--- start of EXERCISE INPUTS ---

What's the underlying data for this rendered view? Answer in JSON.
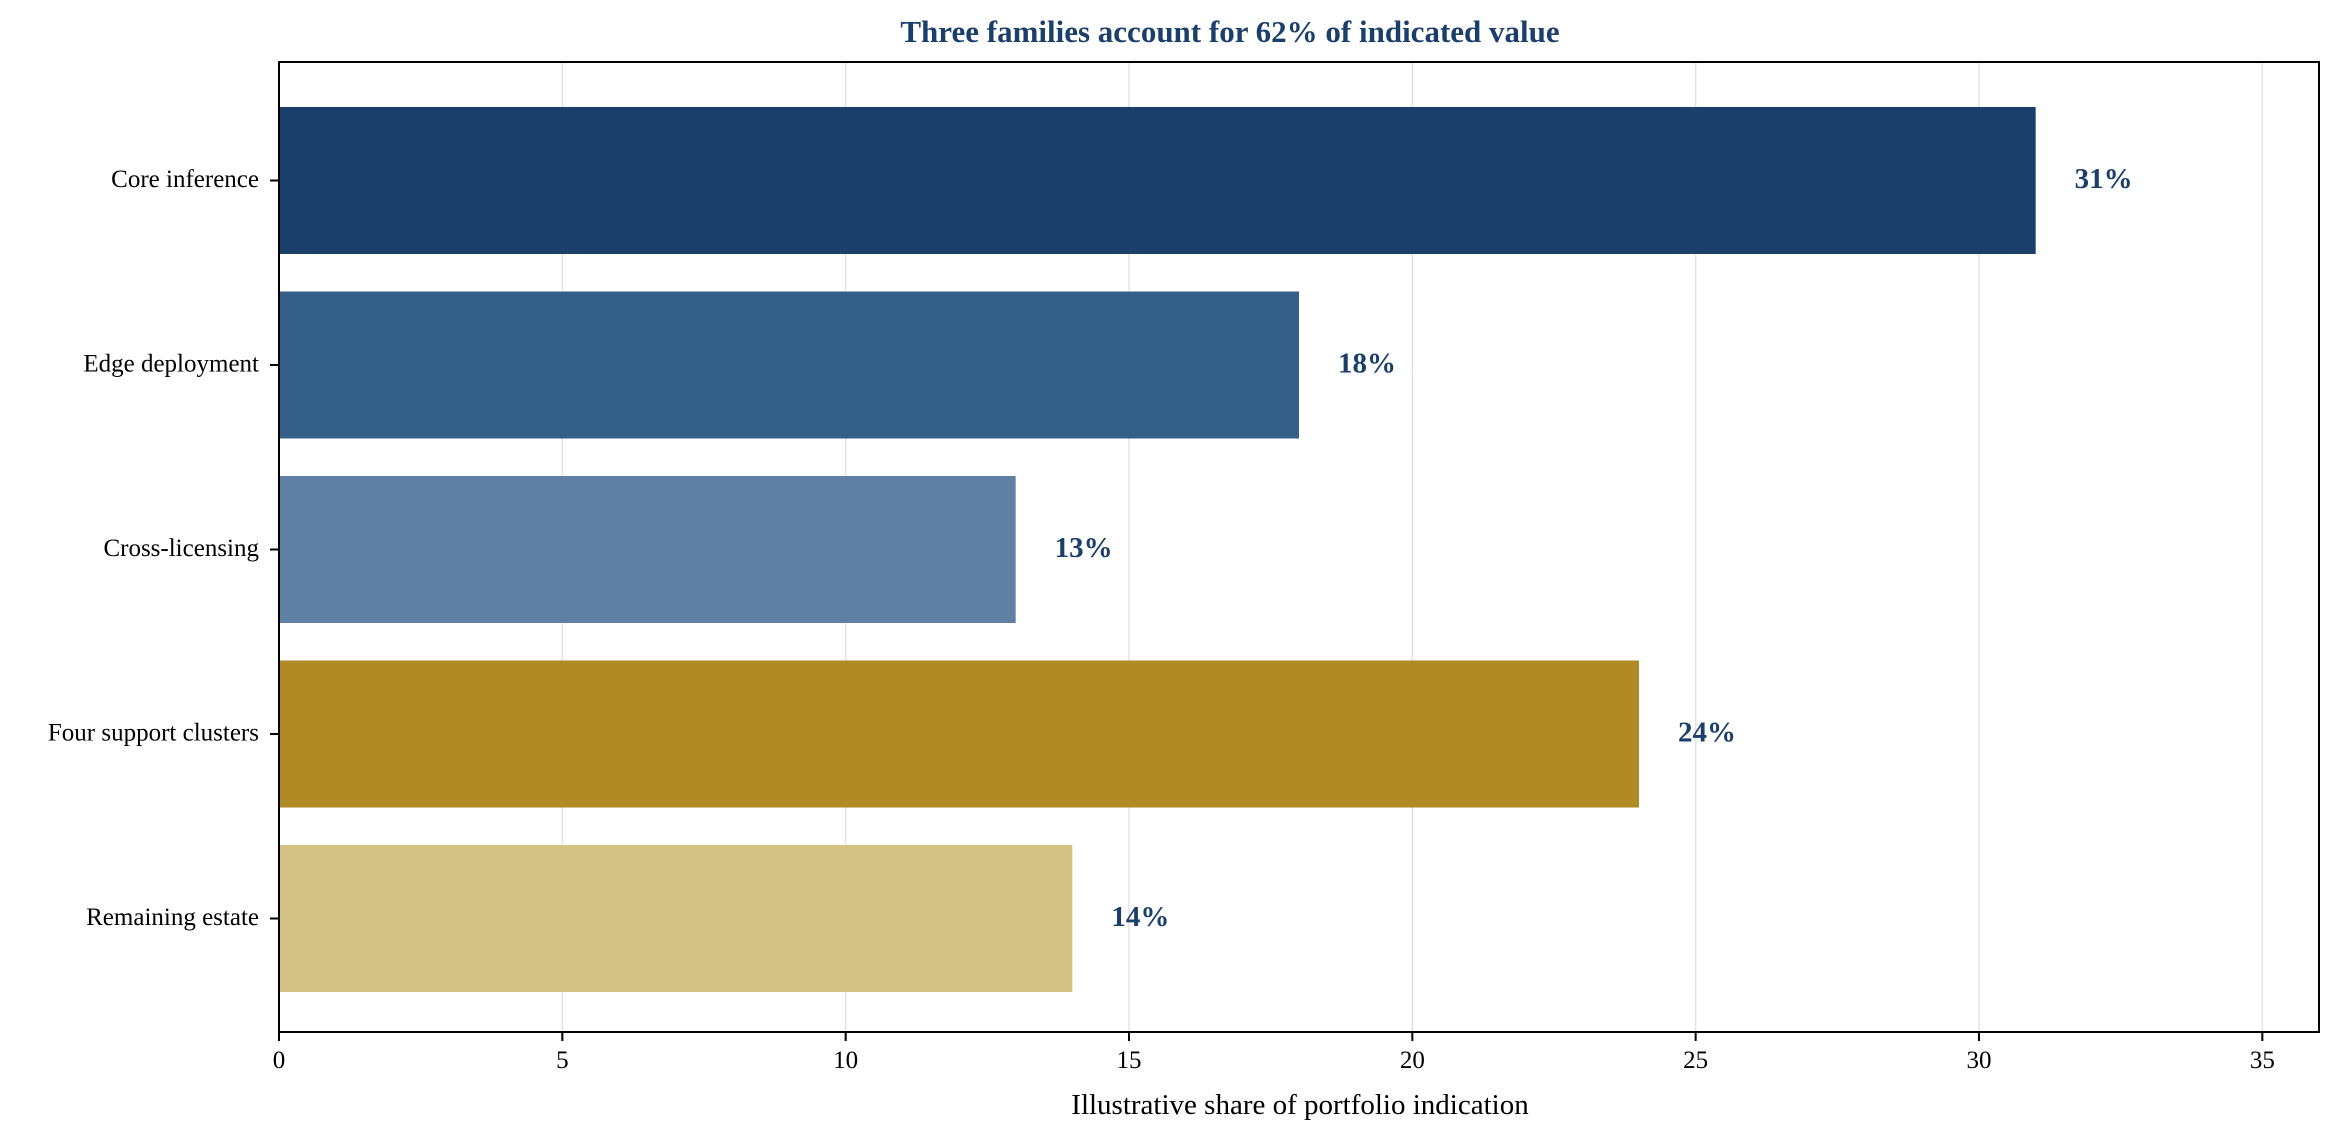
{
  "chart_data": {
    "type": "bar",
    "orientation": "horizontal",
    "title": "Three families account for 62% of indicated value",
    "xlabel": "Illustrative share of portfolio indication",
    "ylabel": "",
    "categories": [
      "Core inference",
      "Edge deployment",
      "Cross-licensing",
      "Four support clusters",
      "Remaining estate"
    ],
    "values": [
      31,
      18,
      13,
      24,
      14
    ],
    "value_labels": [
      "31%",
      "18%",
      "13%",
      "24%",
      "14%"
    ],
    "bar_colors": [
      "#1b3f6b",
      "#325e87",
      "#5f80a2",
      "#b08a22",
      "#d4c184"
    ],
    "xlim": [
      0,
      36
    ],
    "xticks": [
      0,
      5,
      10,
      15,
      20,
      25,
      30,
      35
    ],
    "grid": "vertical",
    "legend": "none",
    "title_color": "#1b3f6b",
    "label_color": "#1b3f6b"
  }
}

--- end of EXERCISE INPUTS ---

The material above must be printed exactly, with its pictures left out.

EXERCISE ANSWER:
What's the underlying data for this rendered view? Answer in JSON.
{
  "chart_data": {
    "type": "bar",
    "orientation": "horizontal",
    "title": "Three families account for 62% of indicated value",
    "xlabel": "Illustrative share of portfolio indication",
    "ylabel": "",
    "categories": [
      "Core inference",
      "Edge deployment",
      "Cross-licensing",
      "Four support clusters",
      "Remaining estate"
    ],
    "values": [
      31,
      18,
      13,
      24,
      14
    ],
    "value_labels": [
      "31%",
      "18%",
      "13%",
      "24%",
      "14%"
    ],
    "bar_colors": [
      "#1b3f6b",
      "#325e87",
      "#5f80a2",
      "#b08a22",
      "#d4c184"
    ],
    "xlim": [
      0,
      36
    ],
    "xticks": [
      0,
      5,
      10,
      15,
      20,
      25,
      30,
      35
    ],
    "grid": "vertical",
    "legend": "none",
    "title_color": "#1b3f6b",
    "label_color": "#1b3f6b"
  }
}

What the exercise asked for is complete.